#### RAW RECORDS
^^^^

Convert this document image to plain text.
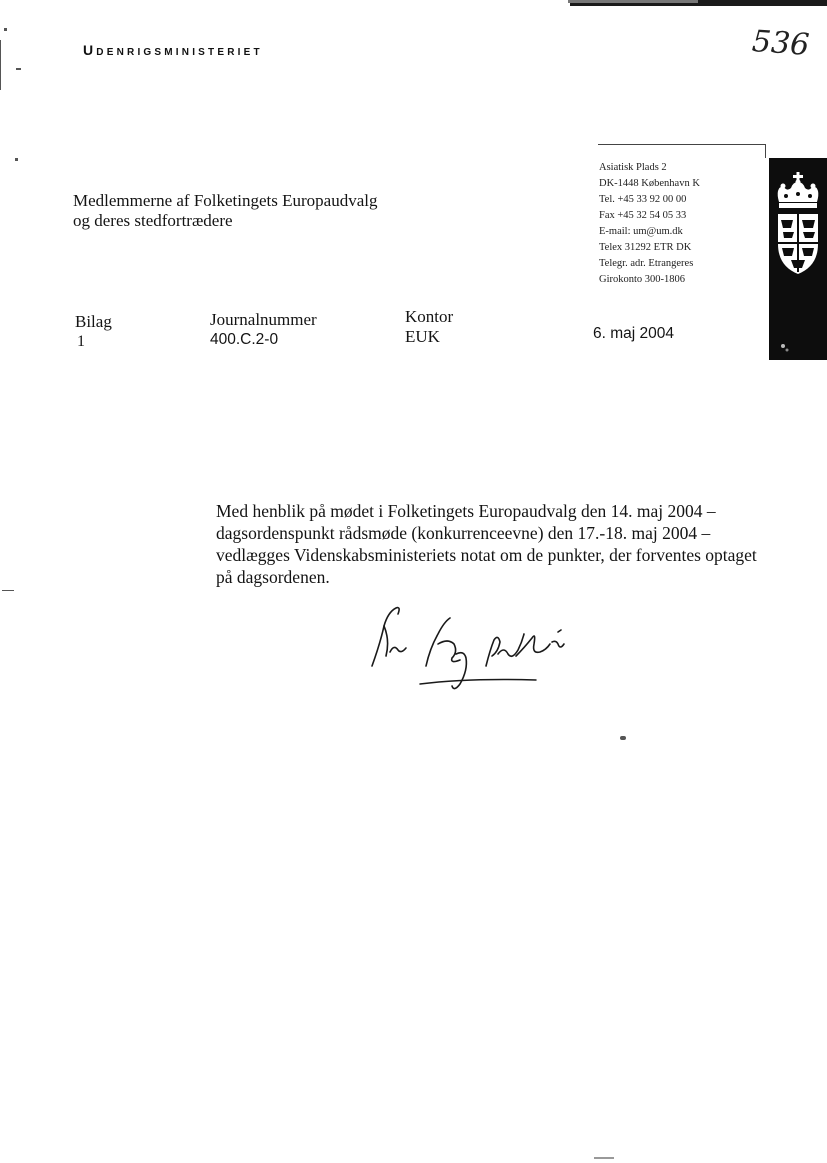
Udenrigsministeriet	536
Asiatisk Plads 2
DK-1448 København K
Tel. +45 33 92 00 00
Fax +45 32 54 05 33
E-mail: um@um.dk
Telex 31292 ETR DK
Telegr. adr. Etrangeres
Girokonto 300-1806
Medlemmerne af Folketingets Europaudvalg
og deres stedfortrædere
Bilag
1
Journalnummer
400.C.2-0
Kontor
EUK	6. maj 2004
Med henblik på mødet i Folketingets Europaudvalg den 14. maj 2004 – dagsordenspunkt rådsmøde (konkurrenceevne) den 17.-18. maj 2004 – vedlægges Videnskabsministeriets notat om de punkter, der forventes optaget på dagsordenen.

^^^^

#### REQUIRED WORK
Will you set down the records word for word while leaving out every picture?

#### TASK OUTPUT
Convert this document image to plain text.
Udenrigsministeriet	536
Asiatisk Plads 2
DK-1448 København K
Tel. +45 33 92 00 00
Fax +45 32 54 05 33
E-mail: um@um.dk
Telex 31292 ETR DK
Telegr. adr. Etrangeres
Girokonto 300-1806
Medlemmerne af Folketingets Europaudvalg
og deres stedfortrædere
Bilag
1
Journalnummer
400.C.2-0
Kontor
EUK	6. maj 2004
Med henblik på mødet i Folketingets Europaudvalg den 14. maj 2004 – dagsordenspunkt rådsmøde (konkurrenceevne) den 17.-18. maj 2004 – vedlægges Videnskabsministeriets notat om de punkter, der forventes optaget på dagsordenen.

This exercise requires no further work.